Look for "farm" in each line of the entries, and return the matching lines.

— begin Recorded information —

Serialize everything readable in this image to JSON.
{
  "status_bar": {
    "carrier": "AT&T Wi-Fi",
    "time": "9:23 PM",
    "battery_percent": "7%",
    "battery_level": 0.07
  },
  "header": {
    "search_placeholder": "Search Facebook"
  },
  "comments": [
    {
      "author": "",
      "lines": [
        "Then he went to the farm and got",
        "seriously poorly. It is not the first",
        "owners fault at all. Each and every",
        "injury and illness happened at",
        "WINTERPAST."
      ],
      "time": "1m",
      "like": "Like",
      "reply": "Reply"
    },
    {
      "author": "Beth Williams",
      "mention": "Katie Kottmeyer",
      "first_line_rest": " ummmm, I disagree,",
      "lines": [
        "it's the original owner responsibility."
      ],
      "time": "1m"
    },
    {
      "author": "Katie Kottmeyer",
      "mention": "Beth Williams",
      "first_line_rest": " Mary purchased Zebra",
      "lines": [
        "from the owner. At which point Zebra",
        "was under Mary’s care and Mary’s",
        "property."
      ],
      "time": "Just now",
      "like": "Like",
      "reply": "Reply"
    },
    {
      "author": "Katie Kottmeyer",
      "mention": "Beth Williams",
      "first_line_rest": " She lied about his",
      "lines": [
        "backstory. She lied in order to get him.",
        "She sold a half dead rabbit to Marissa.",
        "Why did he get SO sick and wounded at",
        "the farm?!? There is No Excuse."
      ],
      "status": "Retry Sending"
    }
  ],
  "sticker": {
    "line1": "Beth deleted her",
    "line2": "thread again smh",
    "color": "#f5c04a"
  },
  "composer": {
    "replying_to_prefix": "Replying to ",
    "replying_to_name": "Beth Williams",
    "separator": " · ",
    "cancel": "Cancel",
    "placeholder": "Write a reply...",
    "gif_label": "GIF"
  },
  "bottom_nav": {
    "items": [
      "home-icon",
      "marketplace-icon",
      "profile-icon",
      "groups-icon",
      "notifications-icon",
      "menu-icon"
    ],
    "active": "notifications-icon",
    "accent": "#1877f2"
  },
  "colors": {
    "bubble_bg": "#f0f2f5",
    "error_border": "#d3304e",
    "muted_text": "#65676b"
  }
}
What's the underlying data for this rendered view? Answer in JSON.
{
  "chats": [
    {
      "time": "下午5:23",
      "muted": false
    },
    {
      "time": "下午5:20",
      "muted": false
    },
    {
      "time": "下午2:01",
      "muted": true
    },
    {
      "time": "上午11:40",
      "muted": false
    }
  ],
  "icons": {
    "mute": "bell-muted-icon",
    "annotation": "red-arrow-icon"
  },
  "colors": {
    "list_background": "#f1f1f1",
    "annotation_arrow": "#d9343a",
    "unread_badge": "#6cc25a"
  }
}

— end Recorded information —

Result of the task>
        "Then he went to the farm and got",
        "the farm?!? There is No Excuse."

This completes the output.